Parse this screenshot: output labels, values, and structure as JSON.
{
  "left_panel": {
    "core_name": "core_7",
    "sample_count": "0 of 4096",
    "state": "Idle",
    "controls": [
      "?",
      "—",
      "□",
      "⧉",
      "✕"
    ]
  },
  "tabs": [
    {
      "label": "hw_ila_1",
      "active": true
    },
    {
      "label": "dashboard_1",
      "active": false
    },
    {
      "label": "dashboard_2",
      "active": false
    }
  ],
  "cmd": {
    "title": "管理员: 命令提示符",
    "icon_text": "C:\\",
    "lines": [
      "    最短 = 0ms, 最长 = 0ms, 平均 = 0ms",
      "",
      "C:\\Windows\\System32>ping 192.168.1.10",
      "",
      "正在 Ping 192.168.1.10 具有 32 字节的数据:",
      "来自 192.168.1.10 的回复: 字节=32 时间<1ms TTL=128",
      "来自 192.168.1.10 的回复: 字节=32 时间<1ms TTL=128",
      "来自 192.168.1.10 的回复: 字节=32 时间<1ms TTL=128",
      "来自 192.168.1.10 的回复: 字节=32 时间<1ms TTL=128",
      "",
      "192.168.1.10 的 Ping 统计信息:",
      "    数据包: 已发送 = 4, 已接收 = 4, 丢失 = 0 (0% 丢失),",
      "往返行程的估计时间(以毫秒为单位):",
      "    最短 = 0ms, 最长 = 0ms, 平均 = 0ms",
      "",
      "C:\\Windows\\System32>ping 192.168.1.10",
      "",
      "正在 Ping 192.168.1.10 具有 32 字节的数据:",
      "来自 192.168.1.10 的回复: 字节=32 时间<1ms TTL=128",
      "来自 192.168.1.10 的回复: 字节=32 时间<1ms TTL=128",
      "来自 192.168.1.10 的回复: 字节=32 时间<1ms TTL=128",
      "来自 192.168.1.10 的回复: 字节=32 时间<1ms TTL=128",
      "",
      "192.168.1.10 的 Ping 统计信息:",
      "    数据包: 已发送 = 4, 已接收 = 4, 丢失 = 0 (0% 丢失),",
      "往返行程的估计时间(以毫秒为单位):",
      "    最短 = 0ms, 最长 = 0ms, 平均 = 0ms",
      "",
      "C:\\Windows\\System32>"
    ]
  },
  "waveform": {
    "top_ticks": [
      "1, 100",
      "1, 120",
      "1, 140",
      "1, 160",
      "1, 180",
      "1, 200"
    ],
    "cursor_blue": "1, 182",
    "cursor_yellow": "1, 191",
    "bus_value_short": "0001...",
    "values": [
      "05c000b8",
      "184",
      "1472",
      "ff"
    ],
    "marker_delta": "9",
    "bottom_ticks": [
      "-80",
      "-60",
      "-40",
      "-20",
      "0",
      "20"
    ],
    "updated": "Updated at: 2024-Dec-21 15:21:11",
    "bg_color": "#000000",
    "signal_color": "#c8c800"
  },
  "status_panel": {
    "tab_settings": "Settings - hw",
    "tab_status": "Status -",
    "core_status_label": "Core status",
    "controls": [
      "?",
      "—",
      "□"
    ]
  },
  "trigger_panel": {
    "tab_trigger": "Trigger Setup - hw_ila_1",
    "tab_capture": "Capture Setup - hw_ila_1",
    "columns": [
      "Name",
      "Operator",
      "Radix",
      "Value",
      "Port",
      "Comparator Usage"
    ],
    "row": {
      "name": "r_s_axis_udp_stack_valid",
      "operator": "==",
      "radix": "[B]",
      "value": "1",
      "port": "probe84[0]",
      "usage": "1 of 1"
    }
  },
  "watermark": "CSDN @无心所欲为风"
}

## Set task
Copy all lines from the listing that contain "values".

## Exercise response
Parse this screenshot: output labels, values, and structure as JSON.
    "values": [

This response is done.